→ Quoted text
She returned to New York a year later. It was a whirlwind of kind gestures, sympathetic hugs and well-meaning smiles.
Her next visit will be for next weekend’s marathon. She will cheer friends and family, including Doug Tumminello, her sister’s husband; and Sara Shay, Ryan’s sister. Mostly, though, she wants to recapture all the blurred memories at her own speed.
“I thought that going out there once would make it easy from then on forward,” Shay said. “But to be honest, I’m nervous and emotional about it. When I think about Central Park and the streets of New York, it makes me tremble inside.”
She added: “I just want to go and sit down on that hill where Ryan passed away. And I want to cry.”
But New York represents more than reflection. Shay wants to run marathons, as her husband did.
“If I could run the New York marathon, where Ryan and I met, where Ryan breathed his last breath, yes, that would be full circle — and sad, and incredible, and all those things,” she said. “That would be a dream. That would be an absolute dream.”
The corner house on the south side of Flagstaff where Shay moved about 18 months ago usually has a half-dozen cars parked in front. They belong to an ever-changing platoon of distance runners in training. Some stay a couple of weeks, some stay a year. They pay what they can afford. One of the runners this fall is Stephan Shay, Ryan’s younger brother.

→ Raw records
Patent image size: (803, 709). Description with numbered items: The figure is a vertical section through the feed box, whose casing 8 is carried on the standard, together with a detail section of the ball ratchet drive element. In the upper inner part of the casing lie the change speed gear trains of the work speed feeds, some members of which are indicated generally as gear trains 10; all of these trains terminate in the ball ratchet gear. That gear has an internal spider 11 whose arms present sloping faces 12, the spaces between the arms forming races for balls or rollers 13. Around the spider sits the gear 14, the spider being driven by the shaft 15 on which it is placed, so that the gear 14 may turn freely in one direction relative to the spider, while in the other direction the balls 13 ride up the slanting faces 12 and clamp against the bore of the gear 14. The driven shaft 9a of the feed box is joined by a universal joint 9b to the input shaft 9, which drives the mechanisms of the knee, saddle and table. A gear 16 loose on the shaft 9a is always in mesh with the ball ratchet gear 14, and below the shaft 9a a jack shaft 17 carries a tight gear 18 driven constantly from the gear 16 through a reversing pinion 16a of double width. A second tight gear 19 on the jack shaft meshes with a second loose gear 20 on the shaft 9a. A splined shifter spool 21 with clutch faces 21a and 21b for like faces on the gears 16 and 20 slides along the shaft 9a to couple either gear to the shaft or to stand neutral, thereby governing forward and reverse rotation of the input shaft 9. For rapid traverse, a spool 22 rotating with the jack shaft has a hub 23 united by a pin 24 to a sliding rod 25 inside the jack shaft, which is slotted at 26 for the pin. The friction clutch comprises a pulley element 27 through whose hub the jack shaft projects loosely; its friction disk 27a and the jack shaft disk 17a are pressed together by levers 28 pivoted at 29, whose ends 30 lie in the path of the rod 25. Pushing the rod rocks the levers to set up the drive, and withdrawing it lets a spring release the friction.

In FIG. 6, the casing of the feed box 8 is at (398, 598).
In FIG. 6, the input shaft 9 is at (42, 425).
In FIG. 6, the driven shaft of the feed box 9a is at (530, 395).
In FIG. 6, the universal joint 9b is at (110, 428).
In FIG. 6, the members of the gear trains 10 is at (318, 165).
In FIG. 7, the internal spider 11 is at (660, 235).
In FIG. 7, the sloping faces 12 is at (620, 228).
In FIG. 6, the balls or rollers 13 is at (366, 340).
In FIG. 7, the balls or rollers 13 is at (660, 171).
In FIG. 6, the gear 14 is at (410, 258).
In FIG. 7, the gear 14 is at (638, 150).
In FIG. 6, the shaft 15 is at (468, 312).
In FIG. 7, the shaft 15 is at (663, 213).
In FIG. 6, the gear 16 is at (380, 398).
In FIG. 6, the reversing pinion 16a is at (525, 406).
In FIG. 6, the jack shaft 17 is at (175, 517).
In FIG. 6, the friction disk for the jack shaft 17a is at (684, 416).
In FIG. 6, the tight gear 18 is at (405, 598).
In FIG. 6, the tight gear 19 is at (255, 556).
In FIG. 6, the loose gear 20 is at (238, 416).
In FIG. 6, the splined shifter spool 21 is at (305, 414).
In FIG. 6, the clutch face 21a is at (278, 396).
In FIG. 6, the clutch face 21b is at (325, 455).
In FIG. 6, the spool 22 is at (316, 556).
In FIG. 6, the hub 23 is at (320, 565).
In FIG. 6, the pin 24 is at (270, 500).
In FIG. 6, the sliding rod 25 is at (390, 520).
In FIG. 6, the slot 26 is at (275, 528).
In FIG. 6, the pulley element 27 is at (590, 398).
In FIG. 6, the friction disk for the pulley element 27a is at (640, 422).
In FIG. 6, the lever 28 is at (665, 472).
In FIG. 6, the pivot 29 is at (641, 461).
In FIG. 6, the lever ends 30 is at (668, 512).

→ To do
a – List every person in the passage about Shay and the New York marathon who is named by both a first and a last name.
b – Pick up the passage about Shay and the New York marathon after its last sentence and continue it.

→ The responses
a – Doug Tumminello, Sara Shay, Stephan Shay

b –
The wood-paneled basement has a treadmill, a weight machine, a vibration platform, a massage chair, a pool table and a large television. A rack is filled with Hammer Nutrition products that Alicia Shay sells — drinks, supplements, gels, bars, canisters of powders.
An empty trash can sits on the back porch. Shay and others fill it with ice water and stand in it after workouts. It is in full view of neighbors.
“They’ll say: ‘What are you doing? Is that a hostel? Is that an Olympic training center?’ ” Shay said. “They just want to know what all the skinny people are doing running up and down the streets.”
Shay is happy to be one of them again. As Alicia Craig, she thought her career was over because of a neck injury in December 2004. Then she met Ryan, who saw her potential tortuously trapped. He found the chiropractor who fixed what the neurologists could not, with one jarring, strong-gripped maneuver.
Running again, Shay won the 20-kilometer women’s national championship in September 2007.
She has not raced since. After Ryan died, Shay tried to focus on her own bid for the Olympics. The United States track trials were in the summer of 2008.
“It was my goal, and Ryan’s dream for me,” she said. “I thought if I made the Olympic team, it would prove that I would be O.K. I wouldn’t be this crushed, broken woman.”
She paused. “It was totally irrational,” she said.
Everything came unspooled in the spring. Shay lost all energy. She would rest a couple of weeks, start training, stop. Then she strained her abdomen chasing her pug, Cody, down a steep driveway. That was it. She pulled out of a warm-up race, then the trials.
“The pug fiasco,” Shay said. “Poor Cody. It wasn’t his fault. If it wasn’t that, it would have been something else.”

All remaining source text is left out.